Task to carry out: In the listing below, how many lines contain the word "into"? Please respond with the number only.

Records supplied:
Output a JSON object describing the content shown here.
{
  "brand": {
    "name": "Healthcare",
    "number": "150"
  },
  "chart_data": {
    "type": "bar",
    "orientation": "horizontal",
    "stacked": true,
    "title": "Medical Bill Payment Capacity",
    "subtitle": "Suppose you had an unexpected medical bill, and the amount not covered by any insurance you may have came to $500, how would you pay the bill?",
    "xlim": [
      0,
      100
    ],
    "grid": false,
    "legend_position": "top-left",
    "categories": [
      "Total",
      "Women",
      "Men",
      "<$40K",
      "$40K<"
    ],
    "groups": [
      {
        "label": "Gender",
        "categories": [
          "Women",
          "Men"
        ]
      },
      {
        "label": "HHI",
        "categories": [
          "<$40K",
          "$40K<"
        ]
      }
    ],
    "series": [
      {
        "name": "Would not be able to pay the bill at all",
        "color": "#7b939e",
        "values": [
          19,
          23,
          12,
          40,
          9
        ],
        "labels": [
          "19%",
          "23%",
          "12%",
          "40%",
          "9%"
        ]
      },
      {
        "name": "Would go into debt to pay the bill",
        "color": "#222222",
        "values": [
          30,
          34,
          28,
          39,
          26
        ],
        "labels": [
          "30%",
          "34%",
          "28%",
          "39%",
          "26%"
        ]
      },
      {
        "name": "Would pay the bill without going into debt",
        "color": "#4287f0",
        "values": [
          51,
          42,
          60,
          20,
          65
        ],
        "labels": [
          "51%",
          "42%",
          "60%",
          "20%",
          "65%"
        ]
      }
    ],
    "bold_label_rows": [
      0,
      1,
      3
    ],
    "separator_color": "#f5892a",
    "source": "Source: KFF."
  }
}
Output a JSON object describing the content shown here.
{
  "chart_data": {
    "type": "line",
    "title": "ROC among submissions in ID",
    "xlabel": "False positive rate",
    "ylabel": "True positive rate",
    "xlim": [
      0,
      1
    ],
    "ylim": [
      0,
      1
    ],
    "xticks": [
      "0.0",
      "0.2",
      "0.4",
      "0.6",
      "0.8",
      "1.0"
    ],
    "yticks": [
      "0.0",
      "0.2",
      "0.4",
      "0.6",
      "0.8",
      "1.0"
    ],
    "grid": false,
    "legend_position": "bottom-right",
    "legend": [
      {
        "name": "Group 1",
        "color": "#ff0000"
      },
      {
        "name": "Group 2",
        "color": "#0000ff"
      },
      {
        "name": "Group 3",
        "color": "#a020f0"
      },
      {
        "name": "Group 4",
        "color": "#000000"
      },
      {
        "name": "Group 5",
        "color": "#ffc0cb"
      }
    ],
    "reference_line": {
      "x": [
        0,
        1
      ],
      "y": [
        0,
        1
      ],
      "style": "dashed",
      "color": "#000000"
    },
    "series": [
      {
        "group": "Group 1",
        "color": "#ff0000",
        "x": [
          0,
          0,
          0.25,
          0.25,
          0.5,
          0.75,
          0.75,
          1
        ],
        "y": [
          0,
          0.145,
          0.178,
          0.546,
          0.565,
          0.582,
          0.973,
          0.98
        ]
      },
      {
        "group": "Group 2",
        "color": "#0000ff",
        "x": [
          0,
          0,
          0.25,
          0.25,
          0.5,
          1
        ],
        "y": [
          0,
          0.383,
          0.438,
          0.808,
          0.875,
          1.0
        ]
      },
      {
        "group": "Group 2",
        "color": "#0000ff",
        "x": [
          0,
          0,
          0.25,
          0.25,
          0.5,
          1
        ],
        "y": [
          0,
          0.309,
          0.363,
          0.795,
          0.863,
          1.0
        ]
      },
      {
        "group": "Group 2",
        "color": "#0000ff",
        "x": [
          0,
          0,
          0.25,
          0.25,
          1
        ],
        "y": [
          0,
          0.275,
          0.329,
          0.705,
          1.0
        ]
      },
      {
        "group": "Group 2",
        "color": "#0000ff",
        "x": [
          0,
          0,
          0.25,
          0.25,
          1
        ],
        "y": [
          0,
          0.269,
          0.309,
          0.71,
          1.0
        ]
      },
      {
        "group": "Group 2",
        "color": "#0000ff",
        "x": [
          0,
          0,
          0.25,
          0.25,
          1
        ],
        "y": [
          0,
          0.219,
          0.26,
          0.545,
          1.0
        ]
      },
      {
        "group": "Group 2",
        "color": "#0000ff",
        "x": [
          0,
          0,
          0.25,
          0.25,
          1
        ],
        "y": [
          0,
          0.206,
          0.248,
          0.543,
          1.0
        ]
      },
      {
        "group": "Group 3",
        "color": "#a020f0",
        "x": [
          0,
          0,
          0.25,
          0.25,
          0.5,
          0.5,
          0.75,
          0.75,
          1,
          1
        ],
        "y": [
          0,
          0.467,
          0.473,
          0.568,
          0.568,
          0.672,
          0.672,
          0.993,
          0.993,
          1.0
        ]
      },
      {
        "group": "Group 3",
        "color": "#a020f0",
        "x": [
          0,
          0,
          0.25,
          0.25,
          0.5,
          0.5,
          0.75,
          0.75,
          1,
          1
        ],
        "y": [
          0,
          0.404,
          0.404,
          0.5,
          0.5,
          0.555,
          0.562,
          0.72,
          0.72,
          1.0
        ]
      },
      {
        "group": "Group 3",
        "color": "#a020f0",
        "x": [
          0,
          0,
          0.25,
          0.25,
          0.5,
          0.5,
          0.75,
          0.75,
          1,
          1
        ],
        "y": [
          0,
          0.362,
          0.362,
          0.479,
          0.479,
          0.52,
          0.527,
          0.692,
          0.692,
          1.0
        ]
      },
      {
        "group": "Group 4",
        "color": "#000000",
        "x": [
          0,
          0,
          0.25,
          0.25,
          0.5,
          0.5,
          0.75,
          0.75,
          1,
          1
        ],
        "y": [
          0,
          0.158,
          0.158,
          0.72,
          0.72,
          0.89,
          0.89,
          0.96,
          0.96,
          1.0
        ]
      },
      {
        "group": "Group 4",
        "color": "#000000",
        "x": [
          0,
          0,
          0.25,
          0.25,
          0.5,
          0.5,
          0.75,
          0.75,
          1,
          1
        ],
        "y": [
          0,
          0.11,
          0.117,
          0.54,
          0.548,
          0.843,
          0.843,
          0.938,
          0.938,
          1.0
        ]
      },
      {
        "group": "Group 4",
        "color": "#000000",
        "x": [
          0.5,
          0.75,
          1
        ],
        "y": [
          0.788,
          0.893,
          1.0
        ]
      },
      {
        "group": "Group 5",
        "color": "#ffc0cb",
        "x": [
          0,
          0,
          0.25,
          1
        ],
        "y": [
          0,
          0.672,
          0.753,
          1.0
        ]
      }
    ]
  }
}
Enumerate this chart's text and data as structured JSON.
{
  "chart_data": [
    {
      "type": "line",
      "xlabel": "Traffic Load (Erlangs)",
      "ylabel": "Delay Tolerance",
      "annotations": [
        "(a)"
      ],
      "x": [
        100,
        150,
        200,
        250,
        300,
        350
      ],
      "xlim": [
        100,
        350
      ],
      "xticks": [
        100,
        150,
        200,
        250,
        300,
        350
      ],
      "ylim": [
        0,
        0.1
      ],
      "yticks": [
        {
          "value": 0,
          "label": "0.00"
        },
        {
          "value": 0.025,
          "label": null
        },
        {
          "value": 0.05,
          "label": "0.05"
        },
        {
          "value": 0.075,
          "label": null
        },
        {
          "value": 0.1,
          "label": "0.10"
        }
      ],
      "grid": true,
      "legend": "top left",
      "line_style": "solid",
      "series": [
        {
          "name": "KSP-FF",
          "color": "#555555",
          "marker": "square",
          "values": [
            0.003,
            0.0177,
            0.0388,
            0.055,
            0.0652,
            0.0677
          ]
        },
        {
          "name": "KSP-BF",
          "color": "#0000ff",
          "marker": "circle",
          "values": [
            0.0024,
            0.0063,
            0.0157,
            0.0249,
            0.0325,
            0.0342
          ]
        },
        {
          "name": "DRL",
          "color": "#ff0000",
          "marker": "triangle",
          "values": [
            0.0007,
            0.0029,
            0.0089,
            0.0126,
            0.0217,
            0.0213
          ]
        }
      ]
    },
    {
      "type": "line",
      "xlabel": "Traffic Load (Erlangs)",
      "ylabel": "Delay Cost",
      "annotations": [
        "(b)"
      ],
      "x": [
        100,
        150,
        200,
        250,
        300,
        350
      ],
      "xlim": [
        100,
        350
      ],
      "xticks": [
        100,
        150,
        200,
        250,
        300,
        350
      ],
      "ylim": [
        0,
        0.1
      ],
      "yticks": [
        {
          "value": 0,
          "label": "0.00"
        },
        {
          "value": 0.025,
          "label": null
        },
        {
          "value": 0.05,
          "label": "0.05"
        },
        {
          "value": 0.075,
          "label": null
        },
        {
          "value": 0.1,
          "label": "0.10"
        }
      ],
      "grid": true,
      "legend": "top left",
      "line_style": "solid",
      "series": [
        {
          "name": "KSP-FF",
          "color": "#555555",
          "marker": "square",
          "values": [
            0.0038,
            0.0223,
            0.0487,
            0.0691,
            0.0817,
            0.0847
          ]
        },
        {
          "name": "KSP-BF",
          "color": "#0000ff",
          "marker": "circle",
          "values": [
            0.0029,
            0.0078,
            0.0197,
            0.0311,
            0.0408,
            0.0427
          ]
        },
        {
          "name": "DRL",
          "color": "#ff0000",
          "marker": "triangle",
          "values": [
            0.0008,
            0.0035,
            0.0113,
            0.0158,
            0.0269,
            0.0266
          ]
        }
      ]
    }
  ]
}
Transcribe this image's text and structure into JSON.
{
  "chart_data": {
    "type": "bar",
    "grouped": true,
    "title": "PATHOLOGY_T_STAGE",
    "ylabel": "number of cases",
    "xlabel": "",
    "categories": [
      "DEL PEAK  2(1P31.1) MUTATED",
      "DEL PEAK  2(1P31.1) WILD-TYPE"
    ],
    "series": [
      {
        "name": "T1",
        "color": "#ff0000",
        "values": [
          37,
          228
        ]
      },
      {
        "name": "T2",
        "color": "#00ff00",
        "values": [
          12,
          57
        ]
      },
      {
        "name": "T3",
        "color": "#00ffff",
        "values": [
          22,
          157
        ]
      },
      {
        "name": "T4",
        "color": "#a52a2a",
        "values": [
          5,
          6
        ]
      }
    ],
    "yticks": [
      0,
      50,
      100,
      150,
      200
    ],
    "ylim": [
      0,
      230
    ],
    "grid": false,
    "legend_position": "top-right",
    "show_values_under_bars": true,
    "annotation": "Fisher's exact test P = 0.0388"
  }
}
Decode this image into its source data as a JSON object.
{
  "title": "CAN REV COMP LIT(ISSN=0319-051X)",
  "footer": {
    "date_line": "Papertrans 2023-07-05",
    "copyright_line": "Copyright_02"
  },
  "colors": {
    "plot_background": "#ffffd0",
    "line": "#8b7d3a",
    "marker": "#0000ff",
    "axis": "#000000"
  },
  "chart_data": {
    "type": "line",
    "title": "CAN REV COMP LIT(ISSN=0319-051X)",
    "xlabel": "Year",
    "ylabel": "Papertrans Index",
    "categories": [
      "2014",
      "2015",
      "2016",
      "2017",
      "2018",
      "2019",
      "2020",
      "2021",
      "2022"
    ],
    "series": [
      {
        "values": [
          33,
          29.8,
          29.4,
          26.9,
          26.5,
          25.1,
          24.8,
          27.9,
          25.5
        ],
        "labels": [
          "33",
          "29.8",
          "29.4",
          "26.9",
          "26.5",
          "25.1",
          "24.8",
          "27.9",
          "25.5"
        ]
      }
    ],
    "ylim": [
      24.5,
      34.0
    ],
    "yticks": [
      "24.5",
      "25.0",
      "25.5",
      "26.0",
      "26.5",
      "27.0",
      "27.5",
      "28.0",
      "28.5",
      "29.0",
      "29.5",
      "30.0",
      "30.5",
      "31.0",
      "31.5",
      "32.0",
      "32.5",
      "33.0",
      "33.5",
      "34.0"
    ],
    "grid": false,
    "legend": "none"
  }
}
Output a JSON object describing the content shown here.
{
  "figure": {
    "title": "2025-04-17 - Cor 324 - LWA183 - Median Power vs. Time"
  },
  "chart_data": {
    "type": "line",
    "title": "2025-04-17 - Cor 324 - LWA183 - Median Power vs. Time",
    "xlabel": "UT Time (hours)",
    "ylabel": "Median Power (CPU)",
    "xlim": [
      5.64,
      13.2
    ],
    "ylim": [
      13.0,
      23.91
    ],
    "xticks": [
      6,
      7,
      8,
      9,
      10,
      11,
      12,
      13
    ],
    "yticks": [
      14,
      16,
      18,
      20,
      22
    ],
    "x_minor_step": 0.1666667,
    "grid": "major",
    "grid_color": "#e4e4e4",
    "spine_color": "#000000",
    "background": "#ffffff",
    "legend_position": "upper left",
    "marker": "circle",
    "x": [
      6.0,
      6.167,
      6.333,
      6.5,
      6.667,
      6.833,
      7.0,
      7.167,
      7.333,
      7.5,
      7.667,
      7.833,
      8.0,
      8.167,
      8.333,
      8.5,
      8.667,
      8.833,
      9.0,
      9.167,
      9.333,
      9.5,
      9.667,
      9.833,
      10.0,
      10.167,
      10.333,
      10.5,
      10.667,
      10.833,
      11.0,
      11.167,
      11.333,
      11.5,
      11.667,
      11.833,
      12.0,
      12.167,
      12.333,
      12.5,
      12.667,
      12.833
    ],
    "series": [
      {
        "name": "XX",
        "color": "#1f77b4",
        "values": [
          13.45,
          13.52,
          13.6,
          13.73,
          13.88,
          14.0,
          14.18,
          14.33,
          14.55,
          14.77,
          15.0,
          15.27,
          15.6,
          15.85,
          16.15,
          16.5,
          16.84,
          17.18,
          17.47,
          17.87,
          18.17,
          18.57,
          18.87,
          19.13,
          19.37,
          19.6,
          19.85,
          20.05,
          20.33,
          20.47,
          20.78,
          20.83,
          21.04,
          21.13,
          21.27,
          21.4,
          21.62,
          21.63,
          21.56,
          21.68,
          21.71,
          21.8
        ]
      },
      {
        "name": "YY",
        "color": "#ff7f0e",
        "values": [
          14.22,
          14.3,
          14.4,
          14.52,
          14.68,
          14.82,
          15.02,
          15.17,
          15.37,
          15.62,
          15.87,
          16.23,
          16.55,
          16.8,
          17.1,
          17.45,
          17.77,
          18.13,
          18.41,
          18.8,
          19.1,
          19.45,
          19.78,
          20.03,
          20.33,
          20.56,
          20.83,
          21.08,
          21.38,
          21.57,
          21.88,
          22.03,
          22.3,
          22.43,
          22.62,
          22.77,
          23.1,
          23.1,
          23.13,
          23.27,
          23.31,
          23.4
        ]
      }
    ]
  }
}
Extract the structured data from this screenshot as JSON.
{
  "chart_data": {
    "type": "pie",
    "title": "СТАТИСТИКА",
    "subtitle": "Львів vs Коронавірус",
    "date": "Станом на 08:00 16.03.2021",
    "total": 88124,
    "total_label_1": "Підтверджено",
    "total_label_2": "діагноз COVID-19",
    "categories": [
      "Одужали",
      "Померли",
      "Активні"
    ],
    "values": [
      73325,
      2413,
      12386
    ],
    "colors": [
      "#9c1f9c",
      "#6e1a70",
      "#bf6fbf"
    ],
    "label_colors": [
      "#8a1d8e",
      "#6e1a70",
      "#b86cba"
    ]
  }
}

Solution for this task: 4